Entries with figure data
= = = = =

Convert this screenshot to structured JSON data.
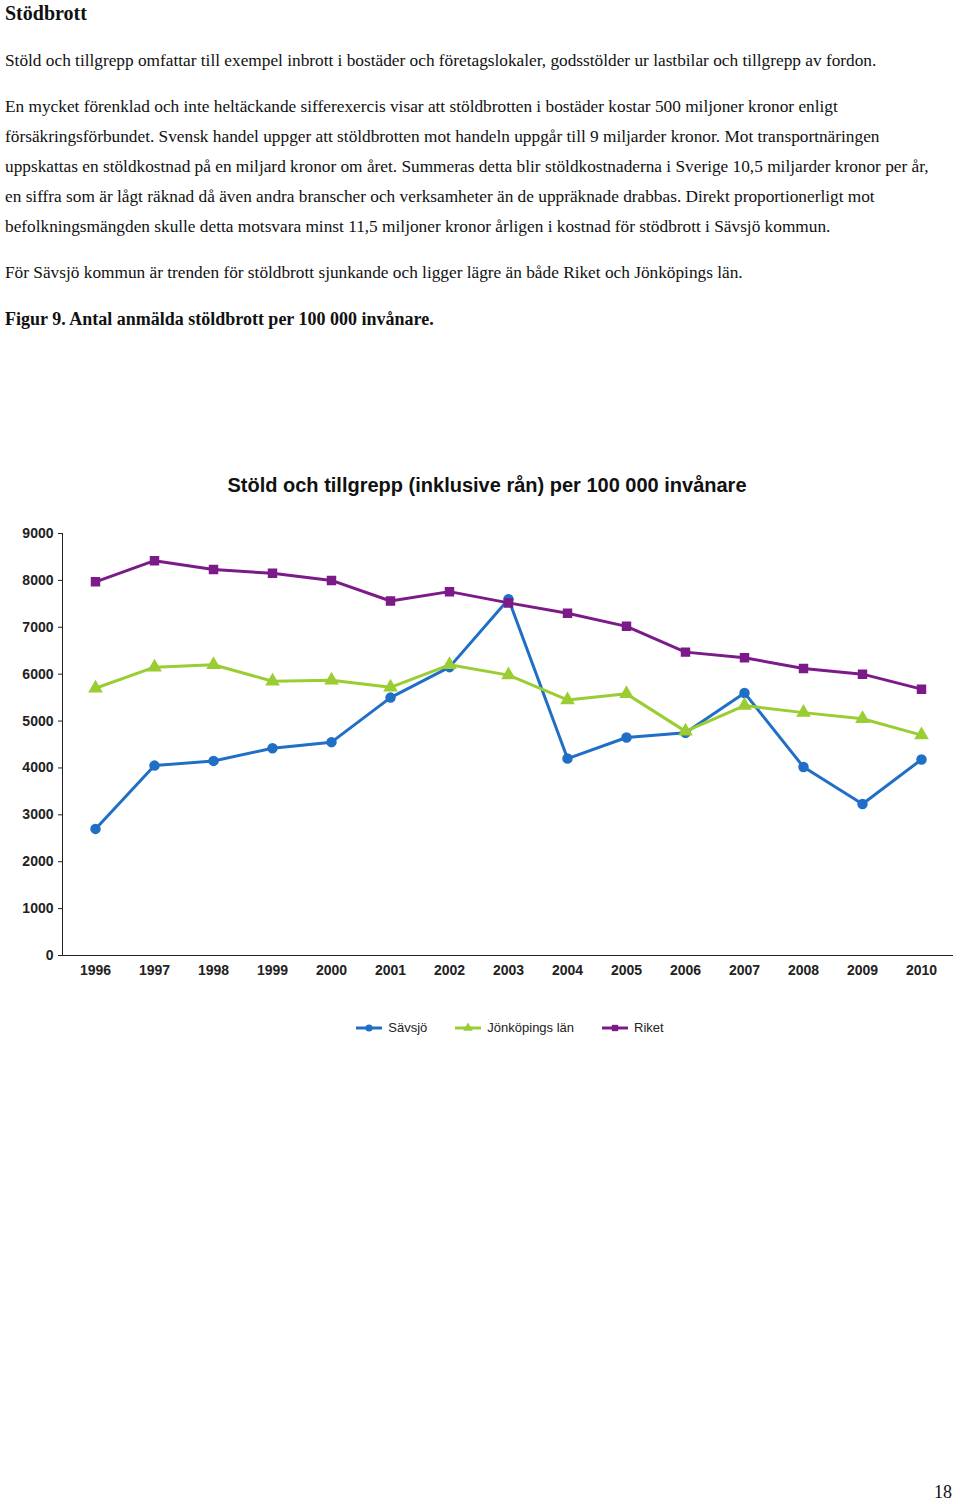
{
  "heading": "Stödbrott",
  "paragraphs": [
    "Stöld och tillgrepp omfattar till exempel inbrott i bostäder och företagslokaler, godsstölder ur lastbilar och tillgrepp av fordon.",
    "En mycket förenklad och inte heltäckande sifferexercis visar att stöldbrotten i bostäder kostar 500 miljoner kronor enligt försäkringsförbundet. Svensk handel uppger att stöldbrotten mot handeln uppgår till 9 miljarder kronor. Mot transportnäringen uppskattas en stöldkostnad på en miljard kronor om året. Summeras detta blir stöldkostnaderna i Sverige 10,5 miljarder kronor per år, en siffra som är lågt räknad då även andra branscher och verksamheter än de uppräknade drabbas. Direkt proportionerligt mot befolkningsmängden skulle detta motsvara minst 11,5 miljoner kronor årligen i kostnad för stödbrott i Sävsjö kommun.",
    "För Sävsjö kommun är trenden för stöldbrott sjunkande och ligger lägre än både Riket och Jönköpings län."
  ],
  "figure_caption": "Figur 9. Antal anmälda stöldbrott per 100 000 invånare.",
  "chart_data": {
    "type": "line",
    "title": "Stöld och tillgrepp (inklusive rån) per 100 000 invånare",
    "categories": [
      "1996",
      "1997",
      "1998",
      "1999",
      "2000",
      "2001",
      "2002",
      "2003",
      "2004",
      "2005",
      "2006",
      "2007",
      "2008",
      "2009",
      "2010"
    ],
    "series": [
      {
        "name": "Sävsjö",
        "color": "#1f6fc6",
        "marker": "circle",
        "values": [
          2700,
          4050,
          4150,
          4420,
          4550,
          5500,
          6150,
          7600,
          4200,
          4650,
          4750,
          5600,
          4020,
          3230,
          4180
        ]
      },
      {
        "name": "Jönköpings län",
        "color": "#9acd32",
        "marker": "triangle",
        "values": [
          5700,
          6150,
          6200,
          5850,
          5870,
          5720,
          6200,
          5980,
          5450,
          5580,
          4780,
          5330,
          5180,
          5050,
          4700
        ]
      },
      {
        "name": "Riket",
        "color": "#7b1a88",
        "marker": "square",
        "values": [
          7970,
          8420,
          8230,
          8150,
          8000,
          7560,
          7760,
          7520,
          7300,
          7020,
          6470,
          6350,
          6120,
          6000,
          5680
        ]
      }
    ],
    "ylim": [
      0,
      9000
    ],
    "yticks": [
      0,
      1000,
      2000,
      3000,
      4000,
      5000,
      6000,
      7000,
      8000,
      9000
    ],
    "grid": false,
    "legend": "bottom"
  },
  "page_number": 18
}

= = = = =

Exercise description:
The entries above should be reproduced exactly, without their pictures.

Reply to the task:
Convert this screenshot to structured JSON data.
{
  "heading": "Stödbrott",
  "paragraphs": [
    "Stöld och tillgrepp omfattar till exempel inbrott i bostäder och företagslokaler, godsstölder ur lastbilar och tillgrepp av fordon.",
    "En mycket förenklad och inte heltäckande sifferexercis visar att stöldbrotten i bostäder kostar 500 miljoner kronor enligt försäkringsförbundet. Svensk handel uppger att stöldbrotten mot handeln uppgår till 9 miljarder kronor. Mot transportnäringen uppskattas en stöldkostnad på en miljard kronor om året. Summeras detta blir stöldkostnaderna i Sverige 10,5 miljarder kronor per år, en siffra som är lågt räknad då även andra branscher och verksamheter än de uppräknade drabbas. Direkt proportionerligt mot befolkningsmängden skulle detta motsvara minst 11,5 miljoner kronor årligen i kostnad för stödbrott i Sävsjö kommun.",
    "För Sävsjö kommun är trenden för stöldbrott sjunkande och ligger lägre än både Riket och Jönköpings län."
  ],
  "figure_caption": "Figur 9. Antal anmälda stöldbrott per 100 000 invånare.",
  "chart_data": {
    "type": "line",
    "title": "Stöld och tillgrepp (inklusive rån) per 100 000 invånare",
    "categories": [
      "1996",
      "1997",
      "1998",
      "1999",
      "2000",
      "2001",
      "2002",
      "2003",
      "2004",
      "2005",
      "2006",
      "2007",
      "2008",
      "2009",
      "2010"
    ],
    "series": [
      {
        "name": "Sävsjö",
        "color": "#1f6fc6",
        "marker": "circle",
        "values": [
          2700,
          4050,
          4150,
          4420,
          4550,
          5500,
          6150,
          7600,
          4200,
          4650,
          4750,
          5600,
          4020,
          3230,
          4180
        ]
      },
      {
        "name": "Jönköpings län",
        "color": "#9acd32",
        "marker": "triangle",
        "values": [
          5700,
          6150,
          6200,
          5850,
          5870,
          5720,
          6200,
          5980,
          5450,
          5580,
          4780,
          5330,
          5180,
          5050,
          4700
        ]
      },
      {
        "name": "Riket",
        "color": "#7b1a88",
        "marker": "square",
        "values": [
          7970,
          8420,
          8230,
          8150,
          8000,
          7560,
          7760,
          7520,
          7300,
          7020,
          6470,
          6350,
          6120,
          6000,
          5680
        ]
      }
    ],
    "ylim": [
      0,
      9000
    ],
    "yticks": [
      0,
      1000,
      2000,
      3000,
      4000,
      5000,
      6000,
      7000,
      8000,
      9000
    ],
    "grid": false,
    "legend": "bottom"
  },
  "page_number": 18
}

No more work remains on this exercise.